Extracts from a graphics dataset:
** BEGIN **
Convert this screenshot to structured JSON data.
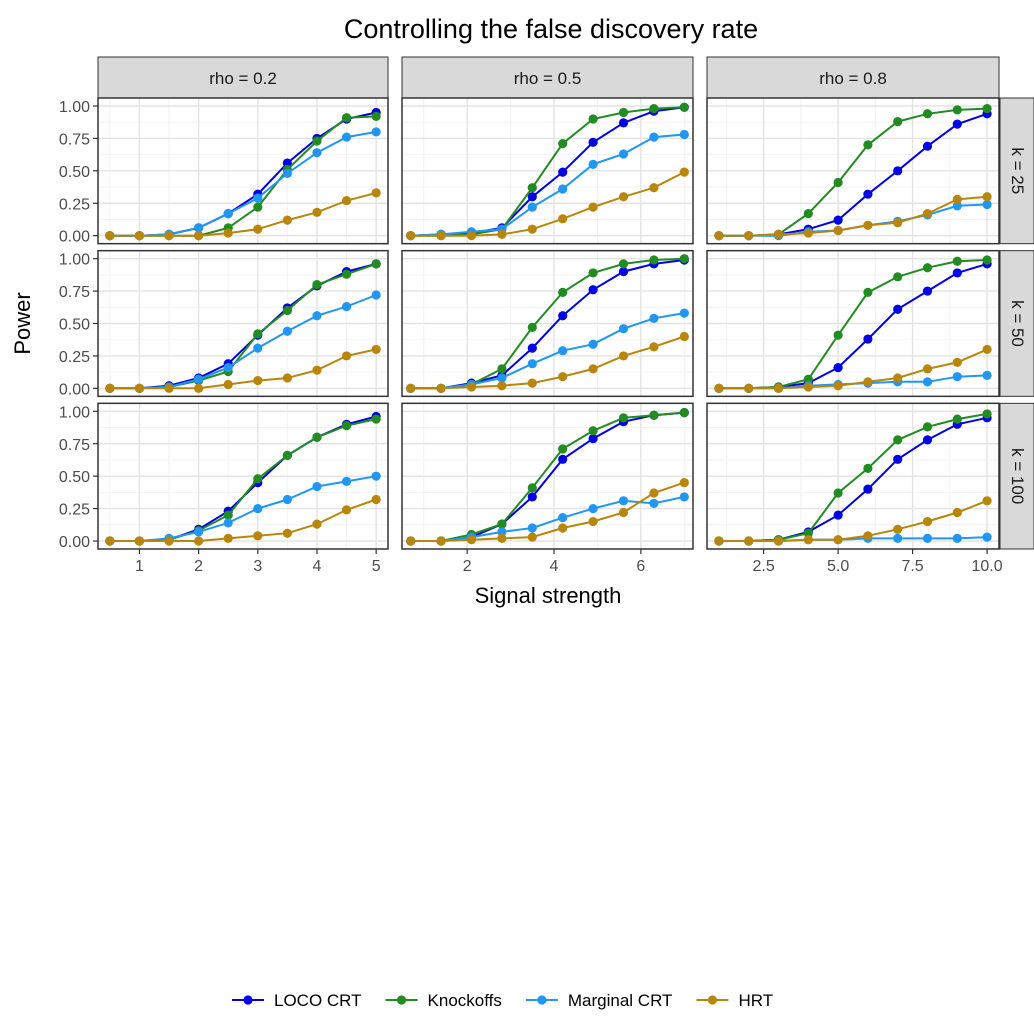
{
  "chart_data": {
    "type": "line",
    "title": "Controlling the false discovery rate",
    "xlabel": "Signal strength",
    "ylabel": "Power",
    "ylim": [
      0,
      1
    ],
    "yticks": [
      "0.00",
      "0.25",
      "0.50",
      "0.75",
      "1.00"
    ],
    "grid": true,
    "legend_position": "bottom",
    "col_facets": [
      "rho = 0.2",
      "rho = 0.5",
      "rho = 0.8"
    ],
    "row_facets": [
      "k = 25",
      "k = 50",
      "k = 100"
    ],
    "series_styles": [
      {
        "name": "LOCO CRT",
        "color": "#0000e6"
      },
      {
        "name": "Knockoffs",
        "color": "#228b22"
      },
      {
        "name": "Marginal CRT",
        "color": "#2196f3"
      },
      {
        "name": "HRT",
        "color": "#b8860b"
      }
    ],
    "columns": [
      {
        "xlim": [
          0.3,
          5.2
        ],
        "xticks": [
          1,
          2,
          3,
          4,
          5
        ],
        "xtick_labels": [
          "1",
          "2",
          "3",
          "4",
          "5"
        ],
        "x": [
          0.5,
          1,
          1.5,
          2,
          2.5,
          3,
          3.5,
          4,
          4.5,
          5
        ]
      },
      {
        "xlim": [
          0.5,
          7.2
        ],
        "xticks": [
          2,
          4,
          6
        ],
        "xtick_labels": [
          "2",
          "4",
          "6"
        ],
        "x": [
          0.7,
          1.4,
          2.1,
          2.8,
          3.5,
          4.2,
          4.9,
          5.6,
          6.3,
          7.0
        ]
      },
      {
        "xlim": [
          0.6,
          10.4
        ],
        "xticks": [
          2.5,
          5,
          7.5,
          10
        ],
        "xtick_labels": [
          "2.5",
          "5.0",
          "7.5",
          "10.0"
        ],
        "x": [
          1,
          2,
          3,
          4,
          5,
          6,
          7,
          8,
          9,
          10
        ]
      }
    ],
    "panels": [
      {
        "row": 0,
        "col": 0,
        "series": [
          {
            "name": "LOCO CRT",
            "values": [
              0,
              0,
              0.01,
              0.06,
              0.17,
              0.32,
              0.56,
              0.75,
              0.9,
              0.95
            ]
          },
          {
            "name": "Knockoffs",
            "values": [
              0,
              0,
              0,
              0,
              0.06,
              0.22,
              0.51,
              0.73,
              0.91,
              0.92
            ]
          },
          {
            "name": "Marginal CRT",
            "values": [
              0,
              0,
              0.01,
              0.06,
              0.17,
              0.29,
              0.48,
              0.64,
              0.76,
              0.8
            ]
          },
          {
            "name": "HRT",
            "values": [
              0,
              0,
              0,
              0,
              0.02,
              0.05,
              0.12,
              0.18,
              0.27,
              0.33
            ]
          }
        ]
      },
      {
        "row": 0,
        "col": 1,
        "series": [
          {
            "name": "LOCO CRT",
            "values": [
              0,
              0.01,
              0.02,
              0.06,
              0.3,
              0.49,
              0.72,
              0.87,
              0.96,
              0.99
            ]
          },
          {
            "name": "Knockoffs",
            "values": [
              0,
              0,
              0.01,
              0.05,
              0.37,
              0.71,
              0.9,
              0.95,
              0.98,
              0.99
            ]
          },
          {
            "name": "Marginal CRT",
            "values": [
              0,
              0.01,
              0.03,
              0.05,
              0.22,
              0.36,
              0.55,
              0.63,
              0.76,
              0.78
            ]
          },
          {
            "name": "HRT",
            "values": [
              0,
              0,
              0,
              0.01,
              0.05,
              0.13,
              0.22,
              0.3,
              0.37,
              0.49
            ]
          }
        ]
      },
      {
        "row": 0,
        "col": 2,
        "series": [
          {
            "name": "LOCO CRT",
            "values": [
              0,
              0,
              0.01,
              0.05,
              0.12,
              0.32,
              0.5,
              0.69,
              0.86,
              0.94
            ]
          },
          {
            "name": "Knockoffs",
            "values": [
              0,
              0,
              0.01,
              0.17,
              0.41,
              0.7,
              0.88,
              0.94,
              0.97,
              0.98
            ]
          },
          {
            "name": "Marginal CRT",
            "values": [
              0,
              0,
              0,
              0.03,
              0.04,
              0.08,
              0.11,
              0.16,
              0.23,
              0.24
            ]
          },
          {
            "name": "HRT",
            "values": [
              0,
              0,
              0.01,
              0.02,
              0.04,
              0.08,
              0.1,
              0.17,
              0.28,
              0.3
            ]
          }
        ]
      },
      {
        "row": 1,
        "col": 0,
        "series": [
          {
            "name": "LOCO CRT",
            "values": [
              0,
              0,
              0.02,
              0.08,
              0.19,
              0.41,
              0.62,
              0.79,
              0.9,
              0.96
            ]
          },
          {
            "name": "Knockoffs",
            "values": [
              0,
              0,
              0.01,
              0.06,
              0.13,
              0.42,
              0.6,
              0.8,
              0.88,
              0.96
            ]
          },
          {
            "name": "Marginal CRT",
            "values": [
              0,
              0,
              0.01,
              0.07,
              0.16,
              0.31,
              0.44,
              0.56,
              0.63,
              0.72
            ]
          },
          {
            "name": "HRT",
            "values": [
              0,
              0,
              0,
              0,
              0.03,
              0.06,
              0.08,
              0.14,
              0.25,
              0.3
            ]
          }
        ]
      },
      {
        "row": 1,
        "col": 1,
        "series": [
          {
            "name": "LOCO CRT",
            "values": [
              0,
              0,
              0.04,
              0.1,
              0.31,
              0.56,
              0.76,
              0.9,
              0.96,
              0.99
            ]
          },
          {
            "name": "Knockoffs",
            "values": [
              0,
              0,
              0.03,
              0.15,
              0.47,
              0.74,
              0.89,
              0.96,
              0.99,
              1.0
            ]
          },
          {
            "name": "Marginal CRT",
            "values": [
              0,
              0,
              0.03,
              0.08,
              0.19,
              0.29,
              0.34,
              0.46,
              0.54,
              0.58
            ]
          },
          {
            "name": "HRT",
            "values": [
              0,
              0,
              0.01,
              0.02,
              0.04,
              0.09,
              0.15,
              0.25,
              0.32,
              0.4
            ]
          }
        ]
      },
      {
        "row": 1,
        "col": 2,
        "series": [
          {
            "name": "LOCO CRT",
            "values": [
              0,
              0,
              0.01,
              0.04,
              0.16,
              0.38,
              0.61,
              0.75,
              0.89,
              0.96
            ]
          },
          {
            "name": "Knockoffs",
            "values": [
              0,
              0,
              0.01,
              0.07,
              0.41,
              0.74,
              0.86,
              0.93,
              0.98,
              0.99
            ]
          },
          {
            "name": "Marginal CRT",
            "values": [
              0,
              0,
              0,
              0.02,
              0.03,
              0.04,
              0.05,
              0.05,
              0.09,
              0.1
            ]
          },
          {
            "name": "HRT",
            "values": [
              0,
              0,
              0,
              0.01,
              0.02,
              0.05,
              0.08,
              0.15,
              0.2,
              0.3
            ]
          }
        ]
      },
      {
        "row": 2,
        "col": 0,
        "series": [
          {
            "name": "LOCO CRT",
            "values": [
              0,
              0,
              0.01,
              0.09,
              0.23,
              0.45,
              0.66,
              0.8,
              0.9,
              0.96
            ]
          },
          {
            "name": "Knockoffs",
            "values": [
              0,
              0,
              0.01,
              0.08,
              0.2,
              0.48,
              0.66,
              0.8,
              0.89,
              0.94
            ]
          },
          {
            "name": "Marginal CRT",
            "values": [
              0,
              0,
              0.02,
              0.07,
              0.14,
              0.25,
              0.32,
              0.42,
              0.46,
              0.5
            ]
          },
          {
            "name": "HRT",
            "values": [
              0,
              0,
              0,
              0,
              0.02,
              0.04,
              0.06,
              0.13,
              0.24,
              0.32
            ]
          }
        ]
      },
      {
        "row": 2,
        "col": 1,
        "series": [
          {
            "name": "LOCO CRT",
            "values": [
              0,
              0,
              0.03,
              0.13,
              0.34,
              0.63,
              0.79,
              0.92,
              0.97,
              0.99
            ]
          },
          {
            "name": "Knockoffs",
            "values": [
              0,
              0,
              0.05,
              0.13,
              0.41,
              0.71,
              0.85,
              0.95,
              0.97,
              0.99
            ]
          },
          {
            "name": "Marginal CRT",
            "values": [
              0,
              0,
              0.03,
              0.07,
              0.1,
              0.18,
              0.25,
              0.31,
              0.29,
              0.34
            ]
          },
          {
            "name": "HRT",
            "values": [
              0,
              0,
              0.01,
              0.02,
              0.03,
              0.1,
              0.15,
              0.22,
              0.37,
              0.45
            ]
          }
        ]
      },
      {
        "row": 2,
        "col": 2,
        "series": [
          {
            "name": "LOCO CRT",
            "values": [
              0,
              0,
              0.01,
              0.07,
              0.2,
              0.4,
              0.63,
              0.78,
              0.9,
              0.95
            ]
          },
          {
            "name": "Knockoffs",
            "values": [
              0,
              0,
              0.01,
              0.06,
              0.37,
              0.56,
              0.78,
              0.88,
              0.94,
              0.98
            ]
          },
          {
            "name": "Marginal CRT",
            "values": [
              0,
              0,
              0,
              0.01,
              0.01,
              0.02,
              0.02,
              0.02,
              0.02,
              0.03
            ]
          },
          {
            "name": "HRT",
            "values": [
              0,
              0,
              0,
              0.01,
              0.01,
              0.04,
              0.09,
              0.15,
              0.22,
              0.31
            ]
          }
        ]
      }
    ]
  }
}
** END **
What is being asked: Return only the number of lines in the data above that include the word "color".

Correct response: 4